BEGIN ARTICLE
In some cases, proximity disturb handling is implemented by a media controller of a memory device in an attempt to remedy proximity disturb. Once proximity disturb handling is triggered, the media controller first interrupts firmware, and reports a physical memory unit (MU(s)) address to the firmware. The firmware calculates a neighboring MU(s) address, and issues an MU refresh (e.g., read followed by a write) to these neighboring MU(s).


There are two existing approaches for triggering this proximity handling: periodic and random. In an example of the periodic approach, every MU write increments a corresponding counter (e.g., SMU-write-count) by one. Once the accumulated SMU-write-count reaches a multiple of a threshold (e.g., SMU-write-count mod PD_THRHD = 0), proximity disturb handling is triggered.


In an example of the random approach, a random number is generated with every MU write. Proximity disturb handling is triggered if the random number is a multiple of a threshold (e.g., random number mod PD_THRHD = 0).
END ARTICLE
BEGIN SUPPLIED DATA
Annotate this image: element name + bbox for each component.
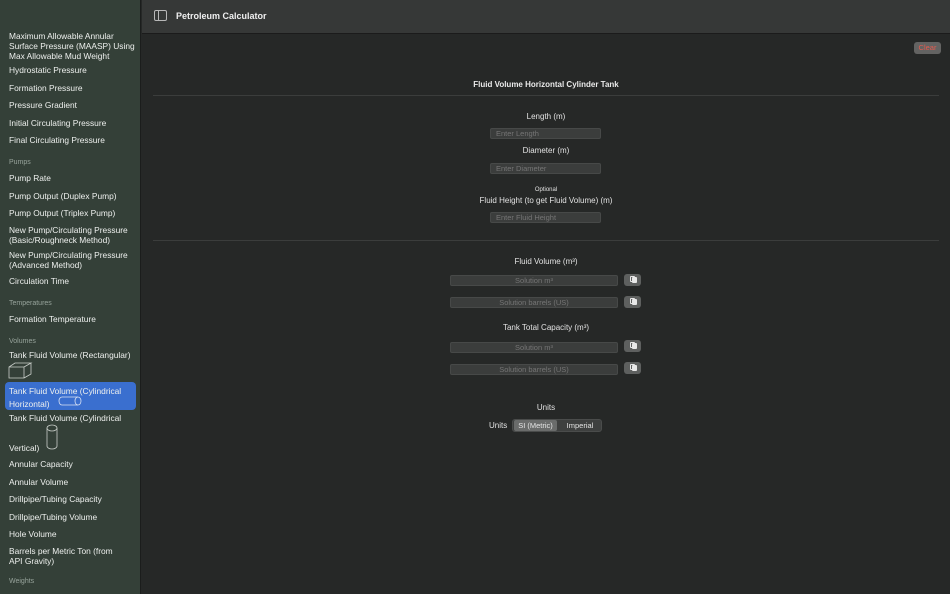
END SUPPLIED DATA
LIST OF TASKS.
1. What two approaches for triggering proximity disturb handling does the passage on proximity disturb handling name?
2. From the passage on proximity disturb handling, print the portion from "There are two" up to and including "PD_THRHD = 0).".
The data has no connection to the passage on proximity disturb handling.

WRITTEN ANSWERS.
1. Periodic and random.

2.
There are two existing approaches for triggering this proximity handling: periodic and random. In an example of the periodic approach, every MU write increments a corresponding counter (e.g., SMU-write-count) by one. Once the accumulated SMU-write-count reaches a multiple of a threshold (e.g., SMU-write-count mod PD_THRHD = 0), proximity disturb handling is triggered.


In an example of the random approach, a random number is generated with every MU write. Proximity disturb handling is triggered if the random number is a multiple of a threshold (e.g., random number mod PD_THRHD = 0).